**TASK TO CARRY OUT**
Repeat verbatim every line of the material, beginning at the line that holds "Convert this document image to plain text." and ending at its last line.

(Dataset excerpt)

►

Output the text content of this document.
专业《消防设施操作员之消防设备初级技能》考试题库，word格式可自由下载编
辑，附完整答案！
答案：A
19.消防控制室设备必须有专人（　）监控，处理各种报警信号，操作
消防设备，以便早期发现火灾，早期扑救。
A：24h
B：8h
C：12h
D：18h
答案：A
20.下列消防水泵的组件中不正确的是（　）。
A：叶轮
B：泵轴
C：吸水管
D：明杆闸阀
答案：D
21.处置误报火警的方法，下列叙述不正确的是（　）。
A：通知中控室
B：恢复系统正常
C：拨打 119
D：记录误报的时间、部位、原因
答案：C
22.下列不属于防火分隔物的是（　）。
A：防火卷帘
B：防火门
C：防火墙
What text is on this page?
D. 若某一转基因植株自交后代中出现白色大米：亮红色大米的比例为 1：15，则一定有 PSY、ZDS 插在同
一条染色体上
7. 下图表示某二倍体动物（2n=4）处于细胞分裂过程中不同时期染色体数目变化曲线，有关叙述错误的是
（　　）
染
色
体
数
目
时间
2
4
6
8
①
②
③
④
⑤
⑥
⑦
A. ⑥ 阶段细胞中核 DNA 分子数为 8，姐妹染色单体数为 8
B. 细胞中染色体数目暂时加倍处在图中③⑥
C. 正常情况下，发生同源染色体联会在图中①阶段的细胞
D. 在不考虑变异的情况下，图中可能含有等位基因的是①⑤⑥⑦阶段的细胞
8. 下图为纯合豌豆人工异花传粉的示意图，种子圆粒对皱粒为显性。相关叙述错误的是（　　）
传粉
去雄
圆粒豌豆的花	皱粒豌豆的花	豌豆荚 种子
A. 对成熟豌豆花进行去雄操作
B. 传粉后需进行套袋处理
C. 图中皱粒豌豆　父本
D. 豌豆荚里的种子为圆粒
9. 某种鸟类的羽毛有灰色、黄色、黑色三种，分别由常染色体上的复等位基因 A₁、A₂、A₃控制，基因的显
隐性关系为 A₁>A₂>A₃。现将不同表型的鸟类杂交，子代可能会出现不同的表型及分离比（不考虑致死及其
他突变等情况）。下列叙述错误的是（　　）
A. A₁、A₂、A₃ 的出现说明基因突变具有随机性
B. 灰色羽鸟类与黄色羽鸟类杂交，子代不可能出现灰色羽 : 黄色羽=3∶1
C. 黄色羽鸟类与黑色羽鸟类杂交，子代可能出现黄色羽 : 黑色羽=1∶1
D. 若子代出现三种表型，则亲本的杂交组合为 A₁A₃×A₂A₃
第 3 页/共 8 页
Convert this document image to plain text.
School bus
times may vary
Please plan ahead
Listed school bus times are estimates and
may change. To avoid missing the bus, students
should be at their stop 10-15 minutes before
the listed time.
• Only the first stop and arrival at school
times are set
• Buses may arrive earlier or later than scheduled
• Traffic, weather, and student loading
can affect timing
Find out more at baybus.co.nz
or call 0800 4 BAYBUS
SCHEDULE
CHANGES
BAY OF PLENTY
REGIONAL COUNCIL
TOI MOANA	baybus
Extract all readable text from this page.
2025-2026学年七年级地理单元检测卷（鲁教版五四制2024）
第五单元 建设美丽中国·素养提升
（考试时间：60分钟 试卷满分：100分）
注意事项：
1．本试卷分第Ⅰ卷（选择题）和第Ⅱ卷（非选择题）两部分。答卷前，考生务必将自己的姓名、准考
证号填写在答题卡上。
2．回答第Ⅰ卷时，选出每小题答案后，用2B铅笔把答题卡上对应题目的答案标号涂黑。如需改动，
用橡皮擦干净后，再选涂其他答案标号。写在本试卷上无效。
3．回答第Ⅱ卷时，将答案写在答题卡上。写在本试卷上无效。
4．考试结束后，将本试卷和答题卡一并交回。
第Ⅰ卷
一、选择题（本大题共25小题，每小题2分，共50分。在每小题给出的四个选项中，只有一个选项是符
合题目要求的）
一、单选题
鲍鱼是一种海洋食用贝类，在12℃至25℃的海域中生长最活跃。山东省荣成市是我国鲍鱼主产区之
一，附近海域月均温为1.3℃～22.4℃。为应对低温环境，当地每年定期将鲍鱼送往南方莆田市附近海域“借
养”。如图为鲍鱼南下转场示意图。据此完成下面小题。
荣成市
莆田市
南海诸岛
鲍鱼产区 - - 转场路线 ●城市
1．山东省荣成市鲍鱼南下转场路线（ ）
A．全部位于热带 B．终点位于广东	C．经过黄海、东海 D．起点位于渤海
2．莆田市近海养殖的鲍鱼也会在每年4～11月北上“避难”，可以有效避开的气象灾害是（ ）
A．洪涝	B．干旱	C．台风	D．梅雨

◄

**ANSWER TO THIS PROBLEM**
Convert this document image to plain text.
School bus
times may vary
Please plan ahead
Listed school bus times are estimates and
may change. To avoid missing the bus, students
should be at their stop 10-15 minutes before
the listed time.
• Only the first stop and arrival at school
times are set
• Buses may arrive earlier or later than scheduled
• Traffic, weather, and student loading
can affect timing
Find out more at baybus.co.nz
or call 0800 4 BAYBUS
SCHEDULE
CHANGES
BAY OF PLENTY
REGIONAL COUNCIL
TOI MOANA	baybus
Extract all readable text from this page.
2025-2026学年七年级地理单元检测卷（鲁教版五四制2024）
第五单元 建设美丽中国·素养提升
（考试时间：60分钟 试卷满分：100分）
注意事项：
1．本试卷分第Ⅰ卷（选择题）和第Ⅱ卷（非选择题）两部分。答卷前，考生务必将自己的姓名、准考
证号填写在答题卡上。
2．回答第Ⅰ卷时，选出每小题答案后，用2B铅笔把答题卡上对应题目的答案标号涂黑。如需改动，
用橡皮擦干净后，再选涂其他答案标号。写在本试卷上无效。
3．回答第Ⅱ卷时，将答案写在答题卡上。写在本试卷上无效。
4．考试结束后，将本试卷和答题卡一并交回。
第Ⅰ卷
一、选择题（本大题共25小题，每小题2分，共50分。在每小题给出的四个选项中，只有一个选项是符
合题目要求的）
一、单选题
鲍鱼是一种海洋食用贝类，在12℃至25℃的海域中生长最活跃。山东省荣成市是我国鲍鱼主产区之
一，附近海域月均温为1.3℃～22.4℃。为应对低温环境，当地每年定期将鲍鱼送往南方莆田市附近海域“借
养”。如图为鲍鱼南下转场示意图。据此完成下面小题。
荣成市
莆田市
南海诸岛
鲍鱼产区 - - 转场路线 ●城市
1．山东省荣成市鲍鱼南下转场路线（ ）
A．全部位于热带 B．终点位于广东	C．经过黄海、东海 D．起点位于渤海
2．莆田市近海养殖的鲍鱼也会在每年4～11月北上“避难”，可以有效避开的气象灾害是（ ）
A．洪涝	B．干旱	C．台风	D．梅雨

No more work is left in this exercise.